(Collected data entries)

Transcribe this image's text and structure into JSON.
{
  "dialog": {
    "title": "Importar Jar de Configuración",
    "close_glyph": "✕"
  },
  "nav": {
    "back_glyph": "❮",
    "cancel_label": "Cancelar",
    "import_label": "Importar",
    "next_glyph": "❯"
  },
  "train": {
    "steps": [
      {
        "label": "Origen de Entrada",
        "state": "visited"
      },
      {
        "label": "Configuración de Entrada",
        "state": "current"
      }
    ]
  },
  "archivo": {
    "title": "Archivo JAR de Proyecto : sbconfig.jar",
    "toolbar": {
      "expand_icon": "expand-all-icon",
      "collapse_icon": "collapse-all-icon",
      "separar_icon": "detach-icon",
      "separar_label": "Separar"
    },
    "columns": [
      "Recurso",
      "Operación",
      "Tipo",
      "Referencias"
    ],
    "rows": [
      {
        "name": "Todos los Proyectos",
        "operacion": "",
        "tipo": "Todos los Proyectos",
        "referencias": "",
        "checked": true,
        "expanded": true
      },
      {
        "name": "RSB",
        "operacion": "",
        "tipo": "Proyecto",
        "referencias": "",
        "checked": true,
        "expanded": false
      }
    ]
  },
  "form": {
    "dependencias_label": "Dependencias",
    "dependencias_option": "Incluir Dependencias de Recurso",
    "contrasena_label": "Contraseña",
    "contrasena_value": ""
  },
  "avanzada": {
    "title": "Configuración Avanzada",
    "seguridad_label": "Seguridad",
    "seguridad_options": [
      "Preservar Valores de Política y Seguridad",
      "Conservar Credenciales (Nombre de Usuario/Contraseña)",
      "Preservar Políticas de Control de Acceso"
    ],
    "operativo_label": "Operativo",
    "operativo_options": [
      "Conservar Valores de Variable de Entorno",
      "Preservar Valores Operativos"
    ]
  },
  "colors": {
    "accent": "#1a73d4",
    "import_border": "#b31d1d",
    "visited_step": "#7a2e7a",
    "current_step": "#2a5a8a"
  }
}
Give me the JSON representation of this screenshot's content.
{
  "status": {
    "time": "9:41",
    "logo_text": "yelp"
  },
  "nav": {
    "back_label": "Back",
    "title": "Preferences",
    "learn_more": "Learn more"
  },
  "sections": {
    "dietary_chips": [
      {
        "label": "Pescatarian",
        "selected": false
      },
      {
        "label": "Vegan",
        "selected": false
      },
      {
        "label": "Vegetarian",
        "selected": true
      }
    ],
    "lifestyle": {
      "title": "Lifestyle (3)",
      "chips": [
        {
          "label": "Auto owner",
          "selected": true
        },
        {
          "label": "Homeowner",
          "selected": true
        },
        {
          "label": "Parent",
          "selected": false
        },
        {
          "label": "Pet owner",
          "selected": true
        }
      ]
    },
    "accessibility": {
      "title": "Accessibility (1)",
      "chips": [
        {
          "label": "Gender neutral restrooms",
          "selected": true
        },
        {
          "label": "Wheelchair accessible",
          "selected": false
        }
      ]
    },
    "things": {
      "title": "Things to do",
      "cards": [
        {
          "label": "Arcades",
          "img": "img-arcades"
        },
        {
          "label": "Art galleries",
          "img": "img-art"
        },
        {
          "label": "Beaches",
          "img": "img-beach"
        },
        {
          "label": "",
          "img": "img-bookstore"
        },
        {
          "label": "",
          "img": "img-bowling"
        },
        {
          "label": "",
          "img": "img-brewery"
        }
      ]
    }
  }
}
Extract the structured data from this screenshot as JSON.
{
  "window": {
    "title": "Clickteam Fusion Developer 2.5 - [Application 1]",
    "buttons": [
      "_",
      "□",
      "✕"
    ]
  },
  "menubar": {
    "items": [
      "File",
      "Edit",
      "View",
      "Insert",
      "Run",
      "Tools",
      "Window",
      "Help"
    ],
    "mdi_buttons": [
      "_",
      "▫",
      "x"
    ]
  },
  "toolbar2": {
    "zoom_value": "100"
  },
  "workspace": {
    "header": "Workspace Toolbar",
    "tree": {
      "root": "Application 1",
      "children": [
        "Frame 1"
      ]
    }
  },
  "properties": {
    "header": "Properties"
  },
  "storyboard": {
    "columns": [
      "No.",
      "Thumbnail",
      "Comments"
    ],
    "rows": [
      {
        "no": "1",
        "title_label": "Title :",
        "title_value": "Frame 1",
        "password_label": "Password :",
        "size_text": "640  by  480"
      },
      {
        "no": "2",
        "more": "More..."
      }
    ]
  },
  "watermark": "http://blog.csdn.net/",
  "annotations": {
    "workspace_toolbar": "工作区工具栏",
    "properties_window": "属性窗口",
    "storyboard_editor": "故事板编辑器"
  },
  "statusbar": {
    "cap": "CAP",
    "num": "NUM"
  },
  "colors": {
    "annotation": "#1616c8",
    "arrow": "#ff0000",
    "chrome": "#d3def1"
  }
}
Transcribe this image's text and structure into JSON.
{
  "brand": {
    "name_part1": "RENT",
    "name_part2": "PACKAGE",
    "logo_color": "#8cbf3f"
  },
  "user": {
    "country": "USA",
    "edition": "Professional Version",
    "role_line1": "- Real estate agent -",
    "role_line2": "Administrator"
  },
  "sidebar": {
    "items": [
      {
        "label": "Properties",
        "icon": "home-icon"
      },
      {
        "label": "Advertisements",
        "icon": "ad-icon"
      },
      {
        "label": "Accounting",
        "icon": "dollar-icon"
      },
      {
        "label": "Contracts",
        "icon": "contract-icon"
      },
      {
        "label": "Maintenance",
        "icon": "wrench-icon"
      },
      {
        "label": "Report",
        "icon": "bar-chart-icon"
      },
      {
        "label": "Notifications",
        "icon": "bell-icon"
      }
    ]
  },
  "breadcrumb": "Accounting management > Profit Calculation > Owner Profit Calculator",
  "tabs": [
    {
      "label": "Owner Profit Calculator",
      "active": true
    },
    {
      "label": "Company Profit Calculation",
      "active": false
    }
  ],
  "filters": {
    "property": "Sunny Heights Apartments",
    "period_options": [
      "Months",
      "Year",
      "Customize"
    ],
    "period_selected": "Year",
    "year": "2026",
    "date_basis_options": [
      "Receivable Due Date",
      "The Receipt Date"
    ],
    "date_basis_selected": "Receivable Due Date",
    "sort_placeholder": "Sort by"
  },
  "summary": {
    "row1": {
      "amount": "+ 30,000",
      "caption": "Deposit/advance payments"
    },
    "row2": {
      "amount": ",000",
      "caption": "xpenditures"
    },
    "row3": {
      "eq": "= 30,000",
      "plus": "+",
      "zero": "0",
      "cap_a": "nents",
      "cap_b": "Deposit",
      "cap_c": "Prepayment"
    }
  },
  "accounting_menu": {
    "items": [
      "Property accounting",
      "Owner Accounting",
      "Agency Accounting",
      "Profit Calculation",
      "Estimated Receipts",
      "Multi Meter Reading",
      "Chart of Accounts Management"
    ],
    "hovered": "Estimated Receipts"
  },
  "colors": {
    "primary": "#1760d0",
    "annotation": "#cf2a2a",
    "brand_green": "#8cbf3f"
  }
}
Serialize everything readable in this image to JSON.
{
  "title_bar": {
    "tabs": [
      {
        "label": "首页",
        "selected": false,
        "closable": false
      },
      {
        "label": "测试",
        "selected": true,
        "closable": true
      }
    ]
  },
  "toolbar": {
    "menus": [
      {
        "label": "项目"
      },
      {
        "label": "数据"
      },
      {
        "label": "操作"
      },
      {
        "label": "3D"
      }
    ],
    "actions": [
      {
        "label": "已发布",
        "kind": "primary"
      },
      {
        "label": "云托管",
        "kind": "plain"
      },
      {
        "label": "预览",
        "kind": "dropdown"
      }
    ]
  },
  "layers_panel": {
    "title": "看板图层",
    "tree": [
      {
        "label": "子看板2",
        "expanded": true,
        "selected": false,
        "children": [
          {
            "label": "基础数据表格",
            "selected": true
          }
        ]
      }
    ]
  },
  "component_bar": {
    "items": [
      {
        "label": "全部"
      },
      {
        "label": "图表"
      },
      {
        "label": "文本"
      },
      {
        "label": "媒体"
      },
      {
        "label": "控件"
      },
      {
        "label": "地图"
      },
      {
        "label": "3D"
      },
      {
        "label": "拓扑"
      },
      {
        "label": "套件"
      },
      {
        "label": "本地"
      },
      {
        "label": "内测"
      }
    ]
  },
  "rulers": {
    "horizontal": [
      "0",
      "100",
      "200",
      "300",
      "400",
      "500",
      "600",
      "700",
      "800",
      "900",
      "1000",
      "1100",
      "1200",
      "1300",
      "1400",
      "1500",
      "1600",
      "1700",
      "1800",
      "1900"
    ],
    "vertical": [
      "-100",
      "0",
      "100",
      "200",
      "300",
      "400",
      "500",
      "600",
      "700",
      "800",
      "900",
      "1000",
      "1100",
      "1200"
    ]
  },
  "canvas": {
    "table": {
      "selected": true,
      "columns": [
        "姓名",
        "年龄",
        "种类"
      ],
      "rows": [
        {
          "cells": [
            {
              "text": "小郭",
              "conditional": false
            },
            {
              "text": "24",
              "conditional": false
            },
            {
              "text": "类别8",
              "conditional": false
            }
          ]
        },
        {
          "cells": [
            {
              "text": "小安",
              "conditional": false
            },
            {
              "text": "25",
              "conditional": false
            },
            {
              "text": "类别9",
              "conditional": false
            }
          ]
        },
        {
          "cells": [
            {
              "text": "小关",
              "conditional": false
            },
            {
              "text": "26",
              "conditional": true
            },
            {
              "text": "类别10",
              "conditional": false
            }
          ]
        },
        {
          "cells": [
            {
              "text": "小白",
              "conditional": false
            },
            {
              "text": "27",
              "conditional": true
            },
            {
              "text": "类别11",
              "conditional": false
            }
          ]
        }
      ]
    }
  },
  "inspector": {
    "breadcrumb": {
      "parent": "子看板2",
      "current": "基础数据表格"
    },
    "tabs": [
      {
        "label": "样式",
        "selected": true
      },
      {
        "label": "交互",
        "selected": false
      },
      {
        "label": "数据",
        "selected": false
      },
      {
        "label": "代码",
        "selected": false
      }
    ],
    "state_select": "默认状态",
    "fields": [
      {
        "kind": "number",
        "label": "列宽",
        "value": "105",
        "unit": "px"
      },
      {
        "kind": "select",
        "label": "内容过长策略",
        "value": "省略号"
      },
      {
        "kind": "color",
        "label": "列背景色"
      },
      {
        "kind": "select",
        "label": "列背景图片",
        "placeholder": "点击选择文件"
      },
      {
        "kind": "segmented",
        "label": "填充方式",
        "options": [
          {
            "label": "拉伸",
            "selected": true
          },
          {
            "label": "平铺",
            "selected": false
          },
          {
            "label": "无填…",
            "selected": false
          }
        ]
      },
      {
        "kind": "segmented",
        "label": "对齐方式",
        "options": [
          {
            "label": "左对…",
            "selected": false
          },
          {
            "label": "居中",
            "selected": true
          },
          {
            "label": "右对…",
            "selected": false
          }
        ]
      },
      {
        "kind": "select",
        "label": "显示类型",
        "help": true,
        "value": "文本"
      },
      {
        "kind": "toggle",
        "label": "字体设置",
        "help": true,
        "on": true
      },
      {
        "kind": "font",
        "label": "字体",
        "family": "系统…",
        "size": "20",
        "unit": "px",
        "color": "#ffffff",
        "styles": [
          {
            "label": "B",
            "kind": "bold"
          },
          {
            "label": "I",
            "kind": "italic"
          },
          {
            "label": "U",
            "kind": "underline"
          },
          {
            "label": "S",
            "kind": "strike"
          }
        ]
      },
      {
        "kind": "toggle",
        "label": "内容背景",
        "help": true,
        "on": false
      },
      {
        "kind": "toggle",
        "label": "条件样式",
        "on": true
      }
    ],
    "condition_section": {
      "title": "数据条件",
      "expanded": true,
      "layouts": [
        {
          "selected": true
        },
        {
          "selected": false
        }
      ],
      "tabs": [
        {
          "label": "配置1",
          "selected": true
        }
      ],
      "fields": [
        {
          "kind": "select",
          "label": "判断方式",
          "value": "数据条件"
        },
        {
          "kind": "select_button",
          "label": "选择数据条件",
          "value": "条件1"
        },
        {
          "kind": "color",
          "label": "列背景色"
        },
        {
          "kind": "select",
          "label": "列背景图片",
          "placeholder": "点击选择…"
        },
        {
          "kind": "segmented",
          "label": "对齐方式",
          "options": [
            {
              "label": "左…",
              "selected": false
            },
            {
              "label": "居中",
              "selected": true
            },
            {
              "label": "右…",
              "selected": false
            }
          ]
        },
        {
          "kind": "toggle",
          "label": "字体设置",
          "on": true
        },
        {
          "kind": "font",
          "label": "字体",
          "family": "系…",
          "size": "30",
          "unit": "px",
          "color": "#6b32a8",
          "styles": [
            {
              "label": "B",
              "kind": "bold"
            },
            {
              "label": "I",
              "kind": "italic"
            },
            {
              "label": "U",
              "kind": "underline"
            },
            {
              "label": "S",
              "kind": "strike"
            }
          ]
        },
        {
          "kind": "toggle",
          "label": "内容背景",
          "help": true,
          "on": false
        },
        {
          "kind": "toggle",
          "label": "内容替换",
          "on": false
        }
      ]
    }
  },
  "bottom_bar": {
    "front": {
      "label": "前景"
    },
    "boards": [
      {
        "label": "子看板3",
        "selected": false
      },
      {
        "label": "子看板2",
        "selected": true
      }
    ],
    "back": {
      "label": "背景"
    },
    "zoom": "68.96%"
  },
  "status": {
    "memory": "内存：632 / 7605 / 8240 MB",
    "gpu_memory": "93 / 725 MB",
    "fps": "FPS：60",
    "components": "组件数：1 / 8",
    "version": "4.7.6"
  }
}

> SET EXERCISE
Only the number is wanted: how many lines of these entries contain the string "screenshot"?

> TASK SOLUTION
2